- Problem statement -
Using the data below, gather each line that includes the word "护照原件".
-- -- --
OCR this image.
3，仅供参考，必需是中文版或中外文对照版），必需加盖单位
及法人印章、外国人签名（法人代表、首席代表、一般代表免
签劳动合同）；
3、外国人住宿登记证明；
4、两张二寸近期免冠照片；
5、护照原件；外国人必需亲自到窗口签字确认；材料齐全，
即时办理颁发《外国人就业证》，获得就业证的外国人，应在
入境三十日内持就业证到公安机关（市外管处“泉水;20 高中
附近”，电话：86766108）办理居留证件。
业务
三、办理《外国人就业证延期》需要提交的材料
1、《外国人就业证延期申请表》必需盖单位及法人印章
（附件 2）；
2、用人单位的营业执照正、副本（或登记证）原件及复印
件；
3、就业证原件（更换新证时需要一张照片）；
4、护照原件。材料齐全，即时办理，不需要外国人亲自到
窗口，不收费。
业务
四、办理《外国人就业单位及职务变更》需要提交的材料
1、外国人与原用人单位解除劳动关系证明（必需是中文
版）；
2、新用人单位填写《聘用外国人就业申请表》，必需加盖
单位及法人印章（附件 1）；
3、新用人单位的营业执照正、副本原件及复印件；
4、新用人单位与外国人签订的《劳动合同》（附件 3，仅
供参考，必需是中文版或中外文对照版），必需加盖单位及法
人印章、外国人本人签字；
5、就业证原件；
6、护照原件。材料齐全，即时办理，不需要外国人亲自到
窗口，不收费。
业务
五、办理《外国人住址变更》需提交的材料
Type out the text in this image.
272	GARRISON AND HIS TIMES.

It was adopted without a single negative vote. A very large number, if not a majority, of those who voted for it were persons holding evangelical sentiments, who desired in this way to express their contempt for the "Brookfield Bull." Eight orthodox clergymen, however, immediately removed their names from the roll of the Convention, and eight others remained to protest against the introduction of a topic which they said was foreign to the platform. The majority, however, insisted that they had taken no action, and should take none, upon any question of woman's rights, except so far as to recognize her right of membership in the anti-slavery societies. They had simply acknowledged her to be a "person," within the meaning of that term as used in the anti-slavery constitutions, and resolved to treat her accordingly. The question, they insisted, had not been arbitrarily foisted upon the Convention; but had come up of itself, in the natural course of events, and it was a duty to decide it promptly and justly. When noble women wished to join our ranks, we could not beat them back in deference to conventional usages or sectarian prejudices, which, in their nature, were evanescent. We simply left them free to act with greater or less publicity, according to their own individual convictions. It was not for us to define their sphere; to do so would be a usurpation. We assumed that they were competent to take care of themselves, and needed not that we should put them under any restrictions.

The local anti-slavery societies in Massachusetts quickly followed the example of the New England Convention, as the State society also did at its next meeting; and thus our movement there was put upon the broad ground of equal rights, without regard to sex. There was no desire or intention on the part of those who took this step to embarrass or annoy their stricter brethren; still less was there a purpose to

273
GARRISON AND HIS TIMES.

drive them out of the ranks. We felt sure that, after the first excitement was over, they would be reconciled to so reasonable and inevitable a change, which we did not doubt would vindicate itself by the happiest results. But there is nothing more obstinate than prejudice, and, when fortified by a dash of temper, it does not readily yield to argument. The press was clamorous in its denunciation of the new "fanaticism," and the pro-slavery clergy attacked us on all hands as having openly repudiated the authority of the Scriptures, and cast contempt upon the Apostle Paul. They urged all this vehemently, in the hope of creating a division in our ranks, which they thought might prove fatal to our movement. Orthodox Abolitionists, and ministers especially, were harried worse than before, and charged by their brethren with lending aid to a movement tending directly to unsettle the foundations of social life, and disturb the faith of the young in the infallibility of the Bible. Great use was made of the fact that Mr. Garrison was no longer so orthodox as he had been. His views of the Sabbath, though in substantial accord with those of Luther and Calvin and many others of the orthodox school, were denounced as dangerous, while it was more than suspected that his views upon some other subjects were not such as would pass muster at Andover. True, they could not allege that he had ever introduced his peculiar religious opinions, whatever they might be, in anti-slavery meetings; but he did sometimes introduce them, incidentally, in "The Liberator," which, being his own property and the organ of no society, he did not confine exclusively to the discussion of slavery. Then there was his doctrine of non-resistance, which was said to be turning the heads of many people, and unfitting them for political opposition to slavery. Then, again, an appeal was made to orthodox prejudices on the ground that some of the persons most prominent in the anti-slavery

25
-- -- --
- Complete response -
5、护照原件；外国人必需亲自到窗口签字确认；材料齐全，
4、护照原件。材料齐全，即时办理，不需要外国人亲自到
6、护照原件。材料齐全，即时办理，不需要外国人亲自到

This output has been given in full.